*Given data:*
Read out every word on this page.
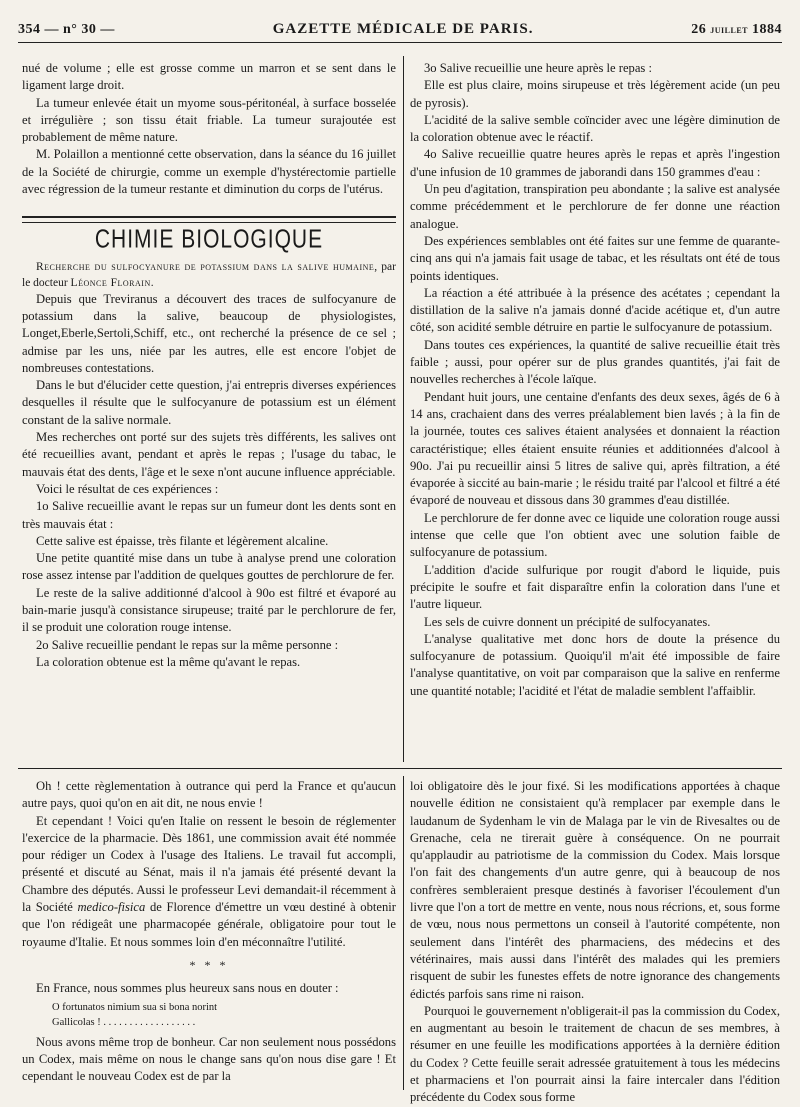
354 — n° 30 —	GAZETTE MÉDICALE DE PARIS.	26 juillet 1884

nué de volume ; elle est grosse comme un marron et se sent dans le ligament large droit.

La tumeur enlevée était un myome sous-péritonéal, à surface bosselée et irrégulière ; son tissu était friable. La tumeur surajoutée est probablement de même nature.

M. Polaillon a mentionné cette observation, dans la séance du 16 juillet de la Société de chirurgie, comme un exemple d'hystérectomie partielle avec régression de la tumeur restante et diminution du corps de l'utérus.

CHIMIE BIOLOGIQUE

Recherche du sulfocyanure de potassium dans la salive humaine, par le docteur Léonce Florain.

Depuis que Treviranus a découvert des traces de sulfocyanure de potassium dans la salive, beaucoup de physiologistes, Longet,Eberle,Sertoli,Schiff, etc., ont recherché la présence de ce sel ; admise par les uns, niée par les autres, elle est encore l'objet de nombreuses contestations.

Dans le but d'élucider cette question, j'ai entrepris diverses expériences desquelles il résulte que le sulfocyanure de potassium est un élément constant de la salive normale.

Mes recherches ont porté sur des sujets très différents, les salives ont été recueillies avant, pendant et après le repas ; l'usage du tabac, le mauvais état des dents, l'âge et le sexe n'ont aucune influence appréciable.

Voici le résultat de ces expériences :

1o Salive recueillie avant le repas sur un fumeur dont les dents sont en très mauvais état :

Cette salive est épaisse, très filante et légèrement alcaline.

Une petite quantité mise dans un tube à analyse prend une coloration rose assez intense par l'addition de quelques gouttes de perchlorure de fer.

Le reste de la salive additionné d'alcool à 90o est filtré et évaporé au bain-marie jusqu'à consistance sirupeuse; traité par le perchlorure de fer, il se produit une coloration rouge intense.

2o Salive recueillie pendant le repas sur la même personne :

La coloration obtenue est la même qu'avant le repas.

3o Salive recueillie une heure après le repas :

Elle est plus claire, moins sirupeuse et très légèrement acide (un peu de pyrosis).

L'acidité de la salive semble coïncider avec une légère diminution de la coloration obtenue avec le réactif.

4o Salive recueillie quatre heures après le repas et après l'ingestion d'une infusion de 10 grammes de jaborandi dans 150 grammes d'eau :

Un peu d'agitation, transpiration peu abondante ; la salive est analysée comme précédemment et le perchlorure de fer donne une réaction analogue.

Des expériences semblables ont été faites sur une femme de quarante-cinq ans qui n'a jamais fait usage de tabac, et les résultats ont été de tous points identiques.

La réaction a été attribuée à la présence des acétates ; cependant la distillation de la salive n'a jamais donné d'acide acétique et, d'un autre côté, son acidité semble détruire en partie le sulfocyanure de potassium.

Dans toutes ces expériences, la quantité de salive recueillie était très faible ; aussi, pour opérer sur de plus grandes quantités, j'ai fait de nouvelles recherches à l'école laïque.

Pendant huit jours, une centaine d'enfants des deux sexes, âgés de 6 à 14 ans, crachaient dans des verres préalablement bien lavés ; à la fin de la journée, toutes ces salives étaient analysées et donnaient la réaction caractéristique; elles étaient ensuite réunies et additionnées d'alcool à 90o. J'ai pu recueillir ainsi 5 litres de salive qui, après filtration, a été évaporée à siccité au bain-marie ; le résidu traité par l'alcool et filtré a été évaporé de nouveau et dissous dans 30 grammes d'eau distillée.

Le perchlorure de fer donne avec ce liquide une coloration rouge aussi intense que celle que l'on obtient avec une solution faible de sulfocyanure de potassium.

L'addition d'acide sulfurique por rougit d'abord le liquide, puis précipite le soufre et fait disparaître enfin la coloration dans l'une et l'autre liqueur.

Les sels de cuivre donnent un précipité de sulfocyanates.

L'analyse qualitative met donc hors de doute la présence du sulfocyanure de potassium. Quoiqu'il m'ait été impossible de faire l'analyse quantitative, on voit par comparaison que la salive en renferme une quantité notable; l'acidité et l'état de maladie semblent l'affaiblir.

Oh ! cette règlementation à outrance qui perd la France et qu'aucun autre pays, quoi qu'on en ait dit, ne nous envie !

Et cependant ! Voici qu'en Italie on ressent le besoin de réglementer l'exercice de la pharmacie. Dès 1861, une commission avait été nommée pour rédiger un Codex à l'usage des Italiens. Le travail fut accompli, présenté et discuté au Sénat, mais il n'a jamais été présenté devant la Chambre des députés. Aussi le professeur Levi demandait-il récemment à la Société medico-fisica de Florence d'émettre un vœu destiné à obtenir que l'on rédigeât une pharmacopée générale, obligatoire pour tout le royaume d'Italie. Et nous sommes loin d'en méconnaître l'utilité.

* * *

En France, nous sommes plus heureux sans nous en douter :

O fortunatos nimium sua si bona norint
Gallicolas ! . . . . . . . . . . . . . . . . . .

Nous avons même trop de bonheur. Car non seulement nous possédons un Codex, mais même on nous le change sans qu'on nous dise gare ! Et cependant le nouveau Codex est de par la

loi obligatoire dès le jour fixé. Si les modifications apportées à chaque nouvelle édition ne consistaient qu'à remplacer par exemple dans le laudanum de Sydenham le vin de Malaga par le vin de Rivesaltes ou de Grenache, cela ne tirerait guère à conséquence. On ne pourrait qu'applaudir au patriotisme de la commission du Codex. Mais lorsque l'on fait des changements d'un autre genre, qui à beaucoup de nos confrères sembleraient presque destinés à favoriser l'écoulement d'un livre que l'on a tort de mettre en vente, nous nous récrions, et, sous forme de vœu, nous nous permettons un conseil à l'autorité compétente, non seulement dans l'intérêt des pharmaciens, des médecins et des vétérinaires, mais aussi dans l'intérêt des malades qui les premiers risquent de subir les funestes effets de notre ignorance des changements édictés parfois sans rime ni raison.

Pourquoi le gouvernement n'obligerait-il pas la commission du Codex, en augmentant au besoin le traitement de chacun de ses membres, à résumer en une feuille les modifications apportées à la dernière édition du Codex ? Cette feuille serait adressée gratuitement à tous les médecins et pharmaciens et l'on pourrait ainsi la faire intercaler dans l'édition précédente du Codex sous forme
---
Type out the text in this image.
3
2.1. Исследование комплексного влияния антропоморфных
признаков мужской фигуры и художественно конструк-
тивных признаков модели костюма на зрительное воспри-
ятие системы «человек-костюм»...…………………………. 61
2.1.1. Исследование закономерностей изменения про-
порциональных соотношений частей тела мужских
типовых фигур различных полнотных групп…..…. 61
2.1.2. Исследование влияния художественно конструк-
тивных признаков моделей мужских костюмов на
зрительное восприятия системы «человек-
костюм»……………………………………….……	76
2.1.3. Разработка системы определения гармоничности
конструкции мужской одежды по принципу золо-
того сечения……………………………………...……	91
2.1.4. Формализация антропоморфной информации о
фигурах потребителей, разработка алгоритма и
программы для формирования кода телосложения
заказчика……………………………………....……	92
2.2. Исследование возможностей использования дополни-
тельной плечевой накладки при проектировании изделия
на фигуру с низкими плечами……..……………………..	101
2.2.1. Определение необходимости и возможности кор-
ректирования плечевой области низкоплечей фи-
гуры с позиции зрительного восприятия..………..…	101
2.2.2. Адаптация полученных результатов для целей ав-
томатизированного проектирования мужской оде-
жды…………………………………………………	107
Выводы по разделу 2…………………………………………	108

*What the task asks:*
Copy each line of the data that contains the word "Société".

*Exercise answer:*
M. Polaillon a mentionné cette observation, dans la séance du 16 juillet de la Société de chirurgie, comme un exemple d'hystérectomie partielle avec régression de la tumeur restante et diminution du corps de l'utérus.
Et cependant ! Voici qu'en Italie on ressent le besoin de réglementer l'exercice de la pharmacie. Dès 1861, une commission avait été nommée pour rédiger un Codex à l'usage des Italiens. Le travail fut accompli, présenté et discuté au Sénat, mais il n'a jamais été présenté devant la Chambre des députés. Aussi le professeur Levi demandait-il récemment à la Société medico-fisica de Florence d'émettre un vœu destiné à obtenir que l'on rédigeât une pharmacopée générale, obligatoire pour tout le royaume d'Italie. Et nous sommes loin d'en méconnaître l'utilité.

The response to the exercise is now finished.